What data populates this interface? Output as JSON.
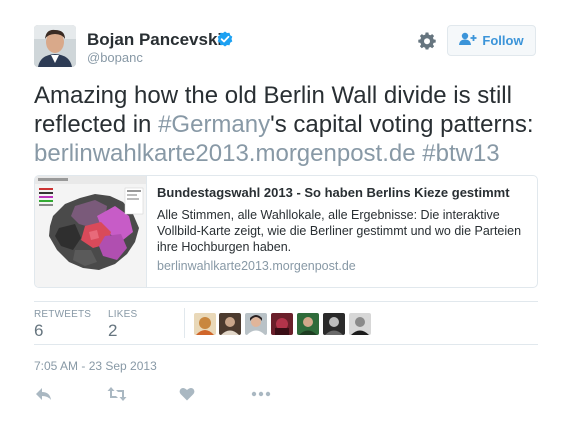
{
  "author": {
    "name": "Bojan Pancevski",
    "handle": "@bopanc",
    "verified": true,
    "avatar_icon": "profile-photo"
  },
  "follow_button": {
    "label": "Follow",
    "icon": "add-user-icon"
  },
  "settings_icon": "gear-icon",
  "tweet": {
    "text_part1": "Amazing how the old Berlin Wall divide is still reflected in ",
    "hashtag1": "#Germany",
    "text_part2": "'s capital voting patterns: ",
    "link": "berlinwahlkarte2013.morgenpost.de",
    "hashtag2": "#btw13"
  },
  "card": {
    "title": "Bundestagswahl 2013 - So haben Berlins Kieze gestimmt",
    "description": "Alle Stimmen, alle Wahllokale, alle Ergebnisse: Die interaktive Vollbild-Karte zeigt, wie die Berliner gestimmt und wo die Parteien ihre Hochburgen haben.",
    "url": "berlinwahlkarte2013.morgenpost.de",
    "thumbnail_icon": "berlin-map-thumbnail"
  },
  "stats": {
    "retweets_label": "RETWEETS",
    "retweets_value": "6",
    "likes_label": "LIKES",
    "likes_value": "2"
  },
  "timestamp": "7:05 AM - 23 Sep 2013",
  "actions": [
    "reply-icon",
    "retweet-icon",
    "like-icon",
    "more-icon"
  ],
  "colors": {
    "text": "#292f33",
    "muted": "#8899a6",
    "accent": "#3b94d9",
    "verified": "#1da1f2",
    "border": "#e1e8ed"
  }
}
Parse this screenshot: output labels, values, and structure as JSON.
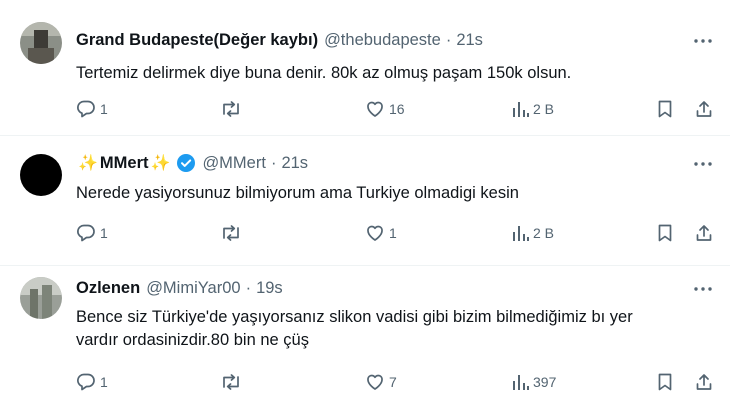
{
  "tweets": [
    {
      "name": "Grand Budapeste(Değer kaybı)",
      "handle": "@thebudapeste",
      "time": "21s",
      "text": "Tertemiz delirmek diye buna denir. 80k az olmuş paşam 150k olsun.",
      "replies": "1",
      "retweets": "",
      "likes": "16",
      "views": "2 B"
    },
    {
      "name": "MMert",
      "name_decor": "✨",
      "handle": "@MMert",
      "time": "21s",
      "text": "Nerede yasiyorsunuz bilmiyorum ama Turkiye olmadigi kesin",
      "replies": "1",
      "retweets": "",
      "likes": "1",
      "views": "2 B"
    },
    {
      "name": "Ozlenen",
      "handle": "@MimiYar00",
      "time": "19s",
      "text_line1": "Bence siz Türkiye'de yaşıyorsanız slikon vadisi gibi bizim bilmediğimiz bı yer",
      "text_line2": "vardır ordasinizdir.80 bin ne çüş",
      "replies": "1",
      "retweets": "",
      "likes": "7",
      "views": "397"
    }
  ],
  "separator": "·",
  "colors": {
    "text": "#0f1419",
    "secondary": "#536471",
    "verified": "#1d9bf0",
    "border": "#eff3f4"
  },
  "icons": [
    "more-icon",
    "reply-icon",
    "retweet-icon",
    "like-icon",
    "views-icon",
    "bookmark-icon",
    "share-icon",
    "verified-icon"
  ]
}
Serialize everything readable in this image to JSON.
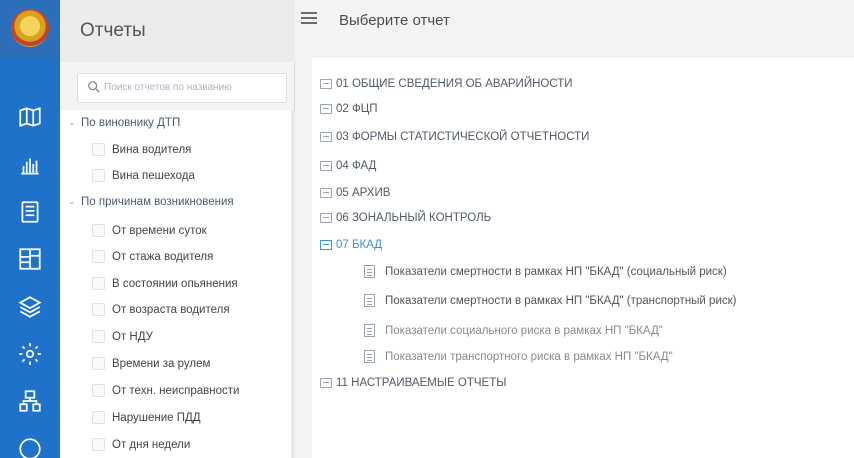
{
  "sidebar": {
    "icons": [
      "emblem-icon",
      "map-icon",
      "bar-chart-icon",
      "document-icon",
      "dashboard-icon",
      "layers-icon",
      "settings-icon",
      "org-structure-icon",
      "circle-icon"
    ]
  },
  "reports_panel": {
    "title": "Отчеты",
    "search_placeholder": "Поиск отчетов по названию",
    "tree": [
      {
        "label": "По виновнику ДТП",
        "children": [
          "Вина водителя",
          "Вина пешехода"
        ]
      },
      {
        "label": "По причинам возникновения",
        "children": [
          "От времени суток",
          "От стажа водителя",
          "В состоянии опьянения",
          "От возраста водителя",
          "От НДУ",
          "Времени за рулем",
          "От техн. неисправности",
          "Нарушение ПДД",
          "От дня недели"
        ]
      }
    ]
  },
  "header": {
    "title": "Выберите отчет"
  },
  "main": {
    "folders": [
      {
        "label": "01 ОБЩИЕ СВЕДЕНИЯ ОБ АВАРИЙНОСТИ"
      },
      {
        "label": "02 ФЦП"
      },
      {
        "label": "03 ФОРМЫ СТАТИСТИЧЕСКОЙ ОТЧЕТНОСТИ"
      },
      {
        "label": "04 ФАД"
      },
      {
        "label": "05 АРХИВ"
      },
      {
        "label": "06 ЗОНАЛЬНЫЙ КОНТРОЛЬ"
      },
      {
        "label": "07 БКАД",
        "expanded": true,
        "reports": [
          "Показатели смертности в рамках НП \"БКАД\" (социальный риск)",
          "Показатели смертности в рамках НП \"БКАД\" (транспортный риск)",
          "Показатели социального риска в рамках НП \"БКАД\"",
          "Показатели транспортного риска в рамках НП \"БКАД\""
        ]
      },
      {
        "label": "11 НАСТРАИВАЕМЫЕ ОТЧЕТЫ"
      }
    ]
  },
  "colors": {
    "rail": "#1f72c9",
    "accent": "#3b8fd8"
  }
}
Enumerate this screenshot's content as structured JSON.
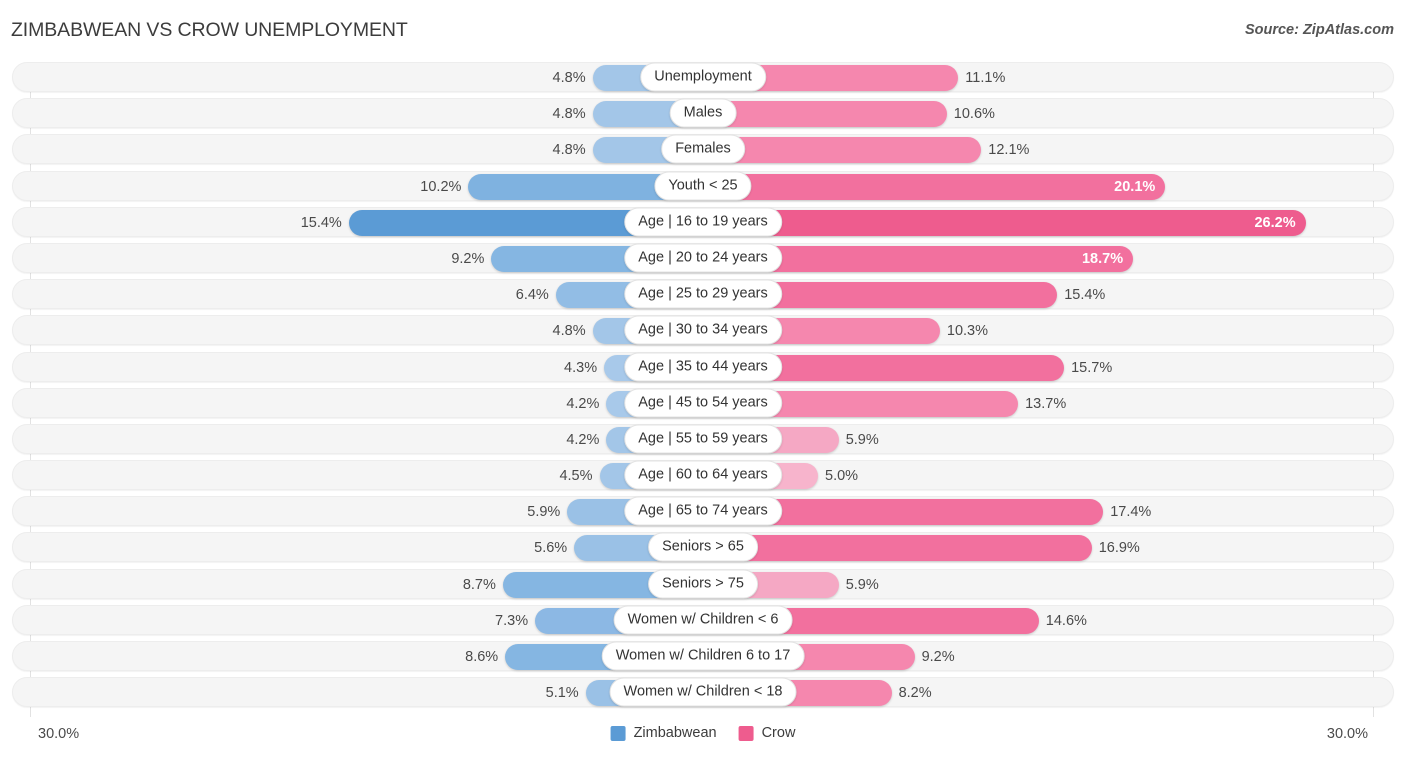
{
  "header": {
    "title": "ZIMBABWEAN VS CROW UNEMPLOYMENT",
    "source": "Source: ZipAtlas.com"
  },
  "axis": {
    "min_label": "30.0%",
    "max_label": "30.0%"
  },
  "legend": {
    "items": [
      {
        "label": "Zimbabwean",
        "color": "#5B9BD5"
      },
      {
        "label": "Crow",
        "color": "#EE5C8E"
      }
    ]
  },
  "colors": {
    "blue_light": "#A3C6E8",
    "blue_mid": "#8CB8E4",
    "blue_dark": "#5B9BD5",
    "pink_light": "#F5A8C4",
    "pink_mid": "#F587AE",
    "pink_dark": "#EE5C8E",
    "row_bg": "#F5F5F5",
    "gridline": "#E2E2E2"
  },
  "chart_data": {
    "type": "bar",
    "subtype": "diverging-horizontal-bar",
    "title": "ZIMBABWEAN VS CROW UNEMPLOYMENT",
    "xlabel": "",
    "ylabel": "",
    "xlim": [
      0,
      30
    ],
    "axis_unit": "%",
    "grid": true,
    "legend_position": "bottom-center",
    "categories": [
      "Unemployment",
      "Males",
      "Females",
      "Youth < 25",
      "Age | 16 to 19 years",
      "Age | 20 to 24 years",
      "Age | 25 to 29 years",
      "Age | 30 to 34 years",
      "Age | 35 to 44 years",
      "Age | 45 to 54 years",
      "Age | 55 to 59 years",
      "Age | 60 to 64 years",
      "Age | 65 to 74 years",
      "Seniors > 65",
      "Seniors > 75",
      "Women w/ Children < 6",
      "Women w/ Children 6 to 17",
      "Women w/ Children < 18"
    ],
    "series": [
      {
        "name": "Zimbabwean",
        "color": "#5B9BD5",
        "side": "left",
        "values": [
          4.8,
          4.8,
          4.8,
          10.2,
          15.4,
          9.2,
          6.4,
          4.8,
          4.3,
          4.2,
          4.2,
          4.5,
          5.9,
          5.6,
          8.7,
          7.3,
          8.6,
          5.1
        ]
      },
      {
        "name": "Crow",
        "color": "#EE5C8E",
        "side": "right",
        "values": [
          11.1,
          10.6,
          12.1,
          20.1,
          26.2,
          18.7,
          15.4,
          10.3,
          15.7,
          13.7,
          5.9,
          5.0,
          17.4,
          16.9,
          5.9,
          14.6,
          9.2,
          8.2
        ]
      }
    ]
  },
  "rows": [
    {
      "label": "Unemployment",
      "left": "4.8%",
      "right": "11.1%",
      "left_val": 4.8,
      "right_val": 11.1,
      "left_color": "#A3C6E8",
      "right_color": "#F587AE",
      "left_inside": false,
      "right_inside": false
    },
    {
      "label": "Males",
      "left": "4.8%",
      "right": "10.6%",
      "left_val": 4.8,
      "right_val": 10.6,
      "left_color": "#A3C6E8",
      "right_color": "#F587AE",
      "left_inside": false,
      "right_inside": false
    },
    {
      "label": "Females",
      "left": "4.8%",
      "right": "12.1%",
      "left_val": 4.8,
      "right_val": 12.1,
      "left_color": "#A3C6E8",
      "right_color": "#F587AE",
      "left_inside": false,
      "right_inside": false
    },
    {
      "label": "Youth < 25",
      "left": "10.2%",
      "right": "20.1%",
      "left_val": 10.2,
      "right_val": 20.1,
      "left_color": "#7FB2E0",
      "right_color": "#F2709E",
      "left_inside": false,
      "right_inside": true
    },
    {
      "label": "Age | 16 to 19 years",
      "left": "15.4%",
      "right": "26.2%",
      "left_val": 15.4,
      "right_val": 26.2,
      "left_color": "#5B9BD5",
      "right_color": "#EE5C8E",
      "left_inside": false,
      "right_inside": true
    },
    {
      "label": "Age | 20 to 24 years",
      "left": "9.2%",
      "right": "18.7%",
      "left_val": 9.2,
      "right_val": 18.7,
      "left_color": "#85B6E2",
      "right_color": "#F2709E",
      "left_inside": false,
      "right_inside": true
    },
    {
      "label": "Age | 25 to 29 years",
      "left": "6.4%",
      "right": "15.4%",
      "left_val": 6.4,
      "right_val": 15.4,
      "left_color": "#92BDE5",
      "right_color": "#F2709E",
      "left_inside": false,
      "right_inside": false
    },
    {
      "label": "Age | 30 to 34 years",
      "left": "4.8%",
      "right": "10.3%",
      "left_val": 4.8,
      "right_val": 10.3,
      "left_color": "#A3C6E8",
      "right_color": "#F587AE",
      "left_inside": false,
      "right_inside": false
    },
    {
      "label": "Age | 35 to 44 years",
      "left": "4.3%",
      "right": "15.7%",
      "left_val": 4.3,
      "right_val": 15.7,
      "left_color": "#A8C9EA",
      "right_color": "#F2709E",
      "left_inside": false,
      "right_inside": false
    },
    {
      "label": "Age | 45 to 54 years",
      "left": "4.2%",
      "right": "13.7%",
      "left_val": 4.2,
      "right_val": 13.7,
      "left_color": "#A8C9EA",
      "right_color": "#F587AE",
      "left_inside": false,
      "right_inside": false
    },
    {
      "label": "Age | 55 to 59 years",
      "left": "4.2%",
      "right": "5.9%",
      "left_val": 4.2,
      "right_val": 5.9,
      "left_color": "#A3C6E8",
      "right_color": "#F5A8C4",
      "left_inside": false,
      "right_inside": false
    },
    {
      "label": "Age | 60 to 64 years",
      "left": "4.5%",
      "right": "5.0%",
      "left_val": 4.5,
      "right_val": 5.0,
      "left_color": "#A3C6E8",
      "right_color": "#F7B4CC",
      "left_inside": false,
      "right_inside": false
    },
    {
      "label": "Age | 65 to 74 years",
      "left": "5.9%",
      "right": "17.4%",
      "left_val": 5.9,
      "right_val": 17.4,
      "left_color": "#9AC1E6",
      "right_color": "#F2709E",
      "left_inside": false,
      "right_inside": false
    },
    {
      "label": "Seniors > 65",
      "left": "5.6%",
      "right": "16.9%",
      "left_val": 5.6,
      "right_val": 16.9,
      "left_color": "#9AC1E6",
      "right_color": "#F2709E",
      "left_inside": false,
      "right_inside": false
    },
    {
      "label": "Seniors > 75",
      "left": "8.7%",
      "right": "5.9%",
      "left_val": 8.7,
      "right_val": 5.9,
      "left_color": "#85B6E2",
      "right_color": "#F5A8C4",
      "left_inside": false,
      "right_inside": false
    },
    {
      "label": "Women w/ Children < 6",
      "left": "7.3%",
      "right": "14.6%",
      "left_val": 7.3,
      "right_val": 14.6,
      "left_color": "#8CB8E4",
      "right_color": "#F2709E",
      "left_inside": false,
      "right_inside": false
    },
    {
      "label": "Women w/ Children 6 to 17",
      "left": "8.6%",
      "right": "9.2%",
      "left_val": 8.6,
      "right_val": 9.2,
      "left_color": "#85B6E2",
      "right_color": "#F587AE",
      "left_inside": false,
      "right_inside": false
    },
    {
      "label": "Women w/ Children < 18",
      "left": "5.1%",
      "right": "8.2%",
      "left_val": 5.1,
      "right_val": 8.2,
      "left_color": "#9AC1E6",
      "right_color": "#F587AE",
      "left_inside": false,
      "right_inside": false
    }
  ]
}
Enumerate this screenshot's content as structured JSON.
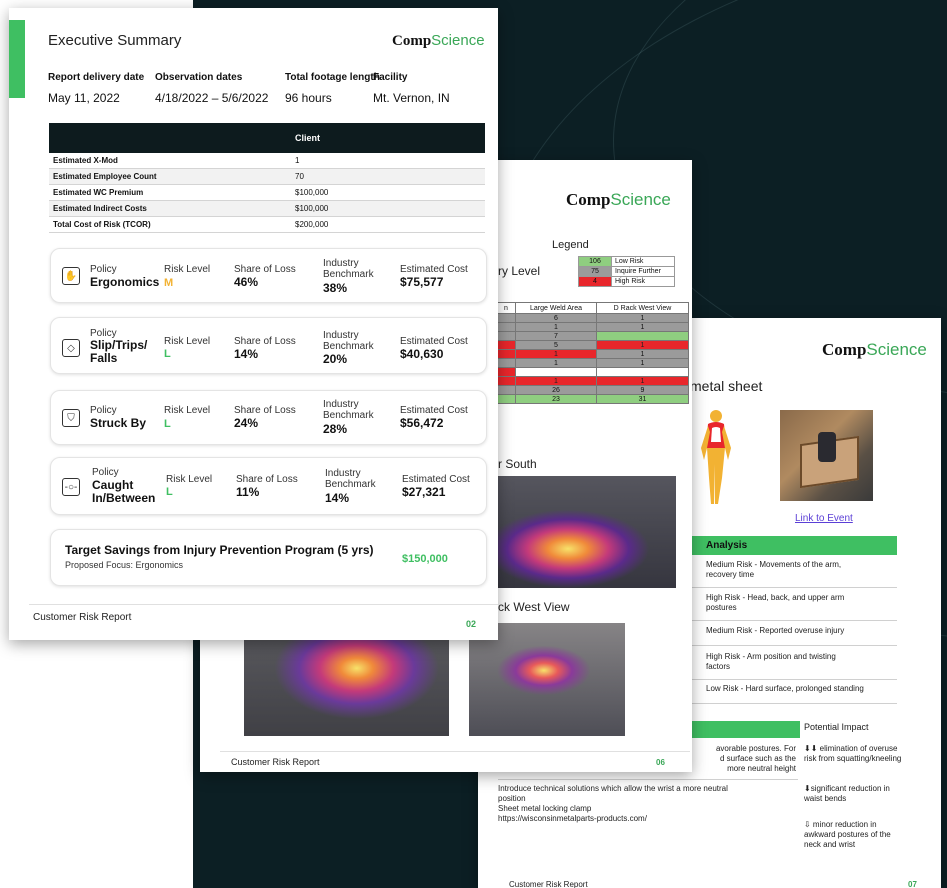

****

_Exercise_
Go through the listing above and list every line that has the word "haben".

_Correct result_
    "title": "Bundestagswahl 2013 - So haben Berlins Kieze gestimmt",
    "description": "Alle Stimmen, alle Wahllokale, alle Ergebnisse: Die interaktive Vollbild-Karte zeigt, wie die Berliner gestimmt und wo die Parteien ihre Hochburgen haben.",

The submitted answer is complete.